> _THE DATA_:
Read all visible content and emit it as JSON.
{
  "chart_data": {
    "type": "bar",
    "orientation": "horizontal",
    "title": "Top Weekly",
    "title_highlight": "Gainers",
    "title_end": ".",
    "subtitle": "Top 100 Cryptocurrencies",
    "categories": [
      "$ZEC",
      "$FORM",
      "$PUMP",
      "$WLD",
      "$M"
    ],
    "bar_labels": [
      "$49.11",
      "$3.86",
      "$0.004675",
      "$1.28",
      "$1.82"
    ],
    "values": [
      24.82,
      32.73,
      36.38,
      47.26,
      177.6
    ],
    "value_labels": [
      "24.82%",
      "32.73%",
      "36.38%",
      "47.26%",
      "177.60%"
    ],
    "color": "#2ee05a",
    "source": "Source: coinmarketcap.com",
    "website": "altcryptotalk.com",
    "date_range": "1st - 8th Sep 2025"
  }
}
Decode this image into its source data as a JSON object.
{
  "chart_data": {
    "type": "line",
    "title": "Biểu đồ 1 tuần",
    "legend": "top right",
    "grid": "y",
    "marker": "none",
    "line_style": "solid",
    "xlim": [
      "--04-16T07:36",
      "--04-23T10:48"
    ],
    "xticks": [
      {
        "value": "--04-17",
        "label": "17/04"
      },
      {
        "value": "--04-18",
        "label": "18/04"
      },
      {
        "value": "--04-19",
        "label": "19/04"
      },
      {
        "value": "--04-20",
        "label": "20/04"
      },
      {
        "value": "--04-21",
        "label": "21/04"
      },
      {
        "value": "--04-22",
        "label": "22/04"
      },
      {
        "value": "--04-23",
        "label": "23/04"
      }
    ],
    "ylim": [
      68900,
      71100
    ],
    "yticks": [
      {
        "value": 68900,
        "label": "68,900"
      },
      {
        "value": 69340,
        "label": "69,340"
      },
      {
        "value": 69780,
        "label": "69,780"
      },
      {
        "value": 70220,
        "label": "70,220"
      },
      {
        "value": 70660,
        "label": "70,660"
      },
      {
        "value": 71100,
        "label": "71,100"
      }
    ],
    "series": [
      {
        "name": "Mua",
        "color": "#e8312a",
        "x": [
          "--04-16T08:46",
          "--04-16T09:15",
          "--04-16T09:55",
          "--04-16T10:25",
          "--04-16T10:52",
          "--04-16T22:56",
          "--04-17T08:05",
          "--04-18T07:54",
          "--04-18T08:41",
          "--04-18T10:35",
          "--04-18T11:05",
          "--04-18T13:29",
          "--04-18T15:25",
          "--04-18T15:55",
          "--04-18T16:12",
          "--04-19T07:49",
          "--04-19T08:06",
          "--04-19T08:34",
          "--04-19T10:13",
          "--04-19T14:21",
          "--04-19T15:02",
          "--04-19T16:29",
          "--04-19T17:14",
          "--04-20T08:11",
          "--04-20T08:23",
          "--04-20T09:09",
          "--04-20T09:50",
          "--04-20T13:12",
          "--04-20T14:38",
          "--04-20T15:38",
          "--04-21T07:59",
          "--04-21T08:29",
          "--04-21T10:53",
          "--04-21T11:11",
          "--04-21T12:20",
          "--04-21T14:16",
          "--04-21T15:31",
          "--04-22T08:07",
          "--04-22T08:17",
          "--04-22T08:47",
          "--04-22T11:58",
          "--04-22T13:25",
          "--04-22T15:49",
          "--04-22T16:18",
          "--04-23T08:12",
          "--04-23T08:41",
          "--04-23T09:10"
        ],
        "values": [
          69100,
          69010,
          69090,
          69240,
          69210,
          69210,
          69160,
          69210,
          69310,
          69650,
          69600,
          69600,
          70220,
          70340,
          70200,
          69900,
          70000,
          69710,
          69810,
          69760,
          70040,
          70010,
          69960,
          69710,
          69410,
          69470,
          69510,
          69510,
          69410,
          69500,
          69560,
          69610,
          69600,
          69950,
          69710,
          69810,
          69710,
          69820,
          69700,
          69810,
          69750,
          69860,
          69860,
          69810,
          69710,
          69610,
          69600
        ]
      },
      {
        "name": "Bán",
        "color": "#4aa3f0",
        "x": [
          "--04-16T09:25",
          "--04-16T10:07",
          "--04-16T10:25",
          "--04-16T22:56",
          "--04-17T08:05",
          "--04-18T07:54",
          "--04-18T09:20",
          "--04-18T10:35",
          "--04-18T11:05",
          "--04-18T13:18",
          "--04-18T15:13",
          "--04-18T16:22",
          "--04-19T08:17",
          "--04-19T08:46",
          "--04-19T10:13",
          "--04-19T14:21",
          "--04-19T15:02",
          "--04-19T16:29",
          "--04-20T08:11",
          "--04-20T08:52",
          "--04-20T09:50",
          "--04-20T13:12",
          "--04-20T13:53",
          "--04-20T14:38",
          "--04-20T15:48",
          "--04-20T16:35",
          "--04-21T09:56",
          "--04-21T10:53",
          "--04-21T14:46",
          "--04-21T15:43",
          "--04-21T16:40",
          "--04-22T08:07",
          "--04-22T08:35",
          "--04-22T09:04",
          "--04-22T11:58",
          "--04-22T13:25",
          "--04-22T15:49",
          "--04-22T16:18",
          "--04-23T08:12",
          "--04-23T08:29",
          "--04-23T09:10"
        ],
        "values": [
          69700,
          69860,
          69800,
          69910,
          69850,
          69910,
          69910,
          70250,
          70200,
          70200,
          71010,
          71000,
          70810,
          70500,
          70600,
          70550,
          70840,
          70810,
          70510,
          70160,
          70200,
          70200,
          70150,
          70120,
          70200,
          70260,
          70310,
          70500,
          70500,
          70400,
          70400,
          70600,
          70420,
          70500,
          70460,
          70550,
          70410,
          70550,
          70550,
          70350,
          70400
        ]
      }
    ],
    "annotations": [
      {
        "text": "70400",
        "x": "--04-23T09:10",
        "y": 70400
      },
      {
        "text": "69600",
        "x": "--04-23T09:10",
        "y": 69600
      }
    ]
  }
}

> _WHAT IS BEING ASKED_:
Return the entries above exactly as they appear.

> _THE ANSWER_:
Read all visible content and emit it as JSON.
{
  "chart_data": {
    "type": "bar",
    "orientation": "horizontal",
    "title": "Top Weekly",
    "title_highlight": "Gainers",
    "title_end": ".",
    "subtitle": "Top 100 Cryptocurrencies",
    "categories": [
      "$ZEC",
      "$FORM",
      "$PUMP",
      "$WLD",
      "$M"
    ],
    "bar_labels": [
      "$49.11",
      "$3.86",
      "$0.004675",
      "$1.28",
      "$1.82"
    ],
    "values": [
      24.82,
      32.73,
      36.38,
      47.26,
      177.6
    ],
    "value_labels": [
      "24.82%",
      "32.73%",
      "36.38%",
      "47.26%",
      "177.60%"
    ],
    "color": "#2ee05a",
    "source": "Source: coinmarketcap.com",
    "website": "altcryptotalk.com",
    "date_range": "1st - 8th Sep 2025"
  }
}
Decode this image into its source data as a JSON object.
{
  "chart_data": {
    "type": "line",
    "title": "Biểu đồ 1 tuần",
    "legend": "top right",
    "grid": "y",
    "marker": "none",
    "line_style": "solid",
    "xlim": [
      "--04-16T07:36",
      "--04-23T10:48"
    ],
    "xticks": [
      {
        "value": "--04-17",
        "label": "17/04"
      },
      {
        "value": "--04-18",
        "label": "18/04"
      },
      {
        "value": "--04-19",
        "label": "19/04"
      },
      {
        "value": "--04-20",
        "label": "20/04"
      },
      {
        "value": "--04-21",
        "label": "21/04"
      },
      {
        "value": "--04-22",
        "label": "22/04"
      },
      {
        "value": "--04-23",
        "label": "23/04"
      }
    ],
    "ylim": [
      68900,
      71100
    ],
    "yticks": [
      {
        "value": 68900,
        "label": "68,900"
      },
      {
        "value": 69340,
        "label": "69,340"
      },
      {
        "value": 69780,
        "label": "69,780"
      },
      {
        "value": 70220,
        "label": "70,220"
      },
      {
        "value": 70660,
        "label": "70,660"
      },
      {
        "value": 71100,
        "label": "71,100"
      }
    ],
    "series": [
      {
        "name": "Mua",
        "color": "#e8312a",
        "x": [
          "--04-16T08:46",
          "--04-16T09:15",
          "--04-16T09:55",
          "--04-16T10:25",
          "--04-16T10:52",
          "--04-16T22:56",
          "--04-17T08:05",
          "--04-18T07:54",
          "--04-18T08:41",
          "--04-18T10:35",
          "--04-18T11:05",
          "--04-18T13:29",
          "--04-18T15:25",
          "--04-18T15:55",
          "--04-18T16:12",
          "--04-19T07:49",
          "--04-19T08:06",
          "--04-19T08:34",
          "--04-19T10:13",
          "--04-19T14:21",
          "--04-19T15:02",
          "--04-19T16:29",
          "--04-19T17:14",
          "--04-20T08:11",
          "--04-20T08:23",
          "--04-20T09:09",
          "--04-20T09:50",
          "--04-20T13:12",
          "--04-20T14:38",
          "--04-20T15:38",
          "--04-21T07:59",
          "--04-21T08:29",
          "--04-21T10:53",
          "--04-21T11:11",
          "--04-21T12:20",
          "--04-21T14:16",
          "--04-21T15:31",
          "--04-22T08:07",
          "--04-22T08:17",
          "--04-22T08:47",
          "--04-22T11:58",
          "--04-22T13:25",
          "--04-22T15:49",
          "--04-22T16:18",
          "--04-23T08:12",
          "--04-23T08:41",
          "--04-23T09:10"
        ],
        "values": [
          69100,
          69010,
          69090,
          69240,
          69210,
          69210,
          69160,
          69210,
          69310,
          69650,
          69600,
          69600,
          70220,
          70340,
          70200,
          69900,
          70000,
          69710,
          69810,
          69760,
          70040,
          70010,
          69960,
          69710,
          69410,
          69470,
          69510,
          69510,
          69410,
          69500,
          69560,
          69610,
          69600,
          69950,
          69710,
          69810,
          69710,
          69820,
          69700,
          69810,
          69750,
          69860,
          69860,
          69810,
          69710,
          69610,
          69600
        ]
      },
      {
        "name": "Bán",
        "color": "#4aa3f0",
        "x": [
          "--04-16T09:25",
          "--04-16T10:07",
          "--04-16T10:25",
          "--04-16T22:56",
          "--04-17T08:05",
          "--04-18T07:54",
          "--04-18T09:20",
          "--04-18T10:35",
          "--04-18T11:05",
          "--04-18T13:18",
          "--04-18T15:13",
          "--04-18T16:22",
          "--04-19T08:17",
          "--04-19T08:46",
          "--04-19T10:13",
          "--04-19T14:21",
          "--04-19T15:02",
          "--04-19T16:29",
          "--04-20T08:11",
          "--04-20T08:52",
          "--04-20T09:50",
          "--04-20T13:12",
          "--04-20T13:53",
          "--04-20T14:38",
          "--04-20T15:48",
          "--04-20T16:35",
          "--04-21T09:56",
          "--04-21T10:53",
          "--04-21T14:46",
          "--04-21T15:43",
          "--04-21T16:40",
          "--04-22T08:07",
          "--04-22T08:35",
          "--04-22T09:04",
          "--04-22T11:58",
          "--04-22T13:25",
          "--04-22T15:49",
          "--04-22T16:18",
          "--04-23T08:12",
          "--04-23T08:29",
          "--04-23T09:10"
        ],
        "values": [
          69700,
          69860,
          69800,
          69910,
          69850,
          69910,
          69910,
          70250,
          70200,
          70200,
          71010,
          71000,
          70810,
          70500,
          70600,
          70550,
          70840,
          70810,
          70510,
          70160,
          70200,
          70200,
          70150,
          70120,
          70200,
          70260,
          70310,
          70500,
          70500,
          70400,
          70400,
          70600,
          70420,
          70500,
          70460,
          70550,
          70410,
          70550,
          70550,
          70350,
          70400
        ]
      }
    ],
    "annotations": [
      {
        "text": "70400",
        "x": "--04-23T09:10",
        "y": 70400
      },
      {
        "text": "69600",
        "x": "--04-23T09:10",
        "y": 69600
      }
    ]
  }
}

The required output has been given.